## Text passage
+++++

[SERVER-31530] $elemMatch over trailing field of a 2d index can miss results Created: 12/Oct/17  Updated: 30/Oct/23  Resolved: 11/Jan/18

Status: Closed
Project: Core Server
Component/s: Querying
Affects Version/s: 2.6.12, 3.0.15, 3.2.17, 3.4.9, 3.5.13
Fix Version/s: 3.7.1

Type: Bug Priority: Critical - P2
Reporter: David Storch Assignee: Martin Neupauer
Resolution: Fixed Votes: 0
Labels: None
Remaining Estimate: Not Specified
Time Spent: Not Specified
Original Estimate: Not Specified

Issue Links:
Related
is related to SERVER-31444 Queries against multikey trailing fie... Closed
is related to SERVER-21011 Certain queries against compound 2d/t... Closed
Backwards Compatibility: Fully Compatible
Operating System: ALL
Steps To Reproduce:

db.c.drop();
db.c.createIndex({a: "2d", "b.c": 1});
db.c.insert({a: [0, 0], b: [{c: 1}, {c: 2}]});
assert.eq(1, db.c.find({a: {$geoWithin: {$center: [[0, 0], 1]}}, b: {$elemMatch: {c: 1}}}).itcount());

Sprint: Query 2017-11-13, Query 2017-12-04, Query 2017-12-18, Query 2018-01-01, Query 2018-01-15
Participants:

 Description   

When indexing array fields, most indexes contain one key per element of the array, hence the terminology "multikey indexes" (documented here). However, compound "2d" indexes use a different format for the non-2d fields. Namely, all of the array elements are stored in a single key whose value is itself an array. Consider the following example:

> db.c.drop()

+++++

## Data extracts
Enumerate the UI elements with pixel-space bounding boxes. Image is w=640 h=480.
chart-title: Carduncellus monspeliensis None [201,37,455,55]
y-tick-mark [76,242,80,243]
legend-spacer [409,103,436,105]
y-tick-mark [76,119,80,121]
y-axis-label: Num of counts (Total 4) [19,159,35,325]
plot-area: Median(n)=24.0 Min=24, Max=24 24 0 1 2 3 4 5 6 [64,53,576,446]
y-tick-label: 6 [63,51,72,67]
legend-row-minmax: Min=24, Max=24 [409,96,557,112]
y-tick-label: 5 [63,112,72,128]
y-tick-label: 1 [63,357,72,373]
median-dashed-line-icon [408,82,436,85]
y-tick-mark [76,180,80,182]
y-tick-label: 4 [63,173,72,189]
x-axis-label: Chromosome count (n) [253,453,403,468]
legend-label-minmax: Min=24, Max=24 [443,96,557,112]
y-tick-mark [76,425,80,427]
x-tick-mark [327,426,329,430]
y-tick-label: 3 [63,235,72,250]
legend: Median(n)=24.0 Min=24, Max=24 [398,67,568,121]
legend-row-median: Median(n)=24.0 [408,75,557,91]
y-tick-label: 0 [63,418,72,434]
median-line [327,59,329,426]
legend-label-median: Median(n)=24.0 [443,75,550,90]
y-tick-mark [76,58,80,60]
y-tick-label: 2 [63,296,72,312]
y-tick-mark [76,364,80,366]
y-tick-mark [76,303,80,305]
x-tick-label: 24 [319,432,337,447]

+++++

## Required action
Answer these questions using the bug report about the 2d index:
1. Which version is listed as the fix version?
2. Who is the assignee?
3. How do compound "2d" indexes store the array elements of non-2d fields?

## Expected answer
1. 3.7.1
2. Martin Neupauer
3. All of the array elements are stored in a single key whose value is itself an array.